▸ **PROMPT**
Repeat each of the items below word for word, leaving nothing out and changing nothing.

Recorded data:
◇ ◇ ◇ ◇ ◇
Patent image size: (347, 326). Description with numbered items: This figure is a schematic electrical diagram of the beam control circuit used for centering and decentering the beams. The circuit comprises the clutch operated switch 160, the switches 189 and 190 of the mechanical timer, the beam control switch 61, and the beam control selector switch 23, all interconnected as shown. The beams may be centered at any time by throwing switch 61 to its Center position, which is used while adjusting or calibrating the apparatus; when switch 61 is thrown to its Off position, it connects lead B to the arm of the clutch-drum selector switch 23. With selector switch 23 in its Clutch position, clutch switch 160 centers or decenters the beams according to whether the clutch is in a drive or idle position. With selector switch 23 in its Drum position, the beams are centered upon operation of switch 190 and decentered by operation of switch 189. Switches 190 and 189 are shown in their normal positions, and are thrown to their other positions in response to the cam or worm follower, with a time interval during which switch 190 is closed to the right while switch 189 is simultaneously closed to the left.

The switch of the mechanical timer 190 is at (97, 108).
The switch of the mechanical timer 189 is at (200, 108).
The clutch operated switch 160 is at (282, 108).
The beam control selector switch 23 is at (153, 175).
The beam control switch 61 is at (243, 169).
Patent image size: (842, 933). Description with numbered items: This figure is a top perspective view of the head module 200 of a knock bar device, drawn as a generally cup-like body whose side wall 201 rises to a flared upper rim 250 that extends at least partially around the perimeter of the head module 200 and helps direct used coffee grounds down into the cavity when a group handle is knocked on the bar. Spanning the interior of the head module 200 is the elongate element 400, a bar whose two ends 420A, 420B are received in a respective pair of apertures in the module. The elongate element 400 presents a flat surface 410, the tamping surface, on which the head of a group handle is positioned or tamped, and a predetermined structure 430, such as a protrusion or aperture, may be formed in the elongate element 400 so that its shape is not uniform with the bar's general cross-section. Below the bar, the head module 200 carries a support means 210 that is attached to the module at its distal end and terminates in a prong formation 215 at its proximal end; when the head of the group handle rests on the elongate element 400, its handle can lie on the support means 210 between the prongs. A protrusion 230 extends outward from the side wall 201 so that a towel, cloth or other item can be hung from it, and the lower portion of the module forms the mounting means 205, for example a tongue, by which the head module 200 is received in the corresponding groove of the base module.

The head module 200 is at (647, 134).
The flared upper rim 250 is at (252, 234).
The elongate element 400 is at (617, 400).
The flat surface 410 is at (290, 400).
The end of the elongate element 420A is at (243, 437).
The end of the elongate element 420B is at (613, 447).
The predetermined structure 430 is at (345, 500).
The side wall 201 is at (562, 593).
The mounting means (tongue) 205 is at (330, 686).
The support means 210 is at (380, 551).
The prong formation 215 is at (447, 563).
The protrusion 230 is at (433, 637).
◇ ◇ ◇ ◇ ◇
▸ **SOLUTION BELOW**
Patent image size: (347, 326). Description with numbered items: This figure is a schematic electrical diagram of the beam control circuit used for centering and decentering the beams. The circuit comprises the clutch operated switch 160, the switches 189 and 190 of the mechanical timer, the beam control switch 61, and the beam control selector switch 23, all interconnected as shown. The beams may be centered at any time by throwing switch 61 to its Center position, which is used while adjusting or calibrating the apparatus; when switch 61 is thrown to its Off position, it connects lead B to the arm of the clutch-drum selector switch 23. With selector switch 23 in its Clutch position, clutch switch 160 centers or decenters the beams according to whether the clutch is in a drive or idle position. With selector switch 23 in its Drum position, the beams are centered upon operation of switch 190 and decentered by operation of switch 189. Switches 190 and 189 are shown in their normal positions, and are thrown to their other positions in response to the cam or worm follower, with a time interval during which switch 190 is closed to the right while switch 189 is simultaneously closed to the left.

The switch of the mechanical timer 190 is at (97, 108).
The switch of the mechanical timer 189 is at (200, 108).
The clutch operated switch 160 is at (282, 108).
The beam control selector switch 23 is at (153, 175).
The beam control switch 61 is at (243, 169).
Patent image size: (842, 933). Description with numbered items: This figure is a top perspective view of the head module 200 of a knock bar device, drawn as a generally cup-like body whose side wall 201 rises to a flared upper rim 250 that extends at least partially around the perimeter of the head module 200 and helps direct used coffee grounds down into the cavity when a group handle is knocked on the bar. Spanning the interior of the head module 200 is the elongate element 400, a bar whose two ends 420A, 420B are received in a respective pair of apertures in the module. The elongate element 400 presents a flat surface 410, the tamping surface, on which the head of a group handle is positioned or tamped, and a predetermined structure 430, such as a protrusion or aperture, may be formed in the elongate element 400 so that its shape is not uniform with the bar's general cross-section. Below the bar, the head module 200 carries a support means 210 that is attached to the module at its distal end and terminates in a prong formation 215 at its proximal end; when the head of the group handle rests on the elongate element 400, its handle can lie on the support means 210 between the prongs. A protrusion 230 extends outward from the side wall 201 so that a towel, cloth or other item can be hung from it, and the lower portion of the module forms the mounting means 205, for example a tongue, by which the head module 200 is received in the corresponding groove of the base module.

The head module 200 is at (647, 134).
The flared upper rim 250 is at (252, 234).
The elongate element 400 is at (617, 400).
The flat surface 410 is at (290, 400).
The end of the elongate element 420A is at (243, 437).
The end of the elongate element 420B is at (613, 447).
The predetermined structure 430 is at (345, 500).
The side wall 201 is at (562, 593).
The mounting means (tongue) 205 is at (330, 686).
The support means 210 is at (380, 551).
The prong formation 215 is at (447, 563).
The protrusion 230 is at (433, 637).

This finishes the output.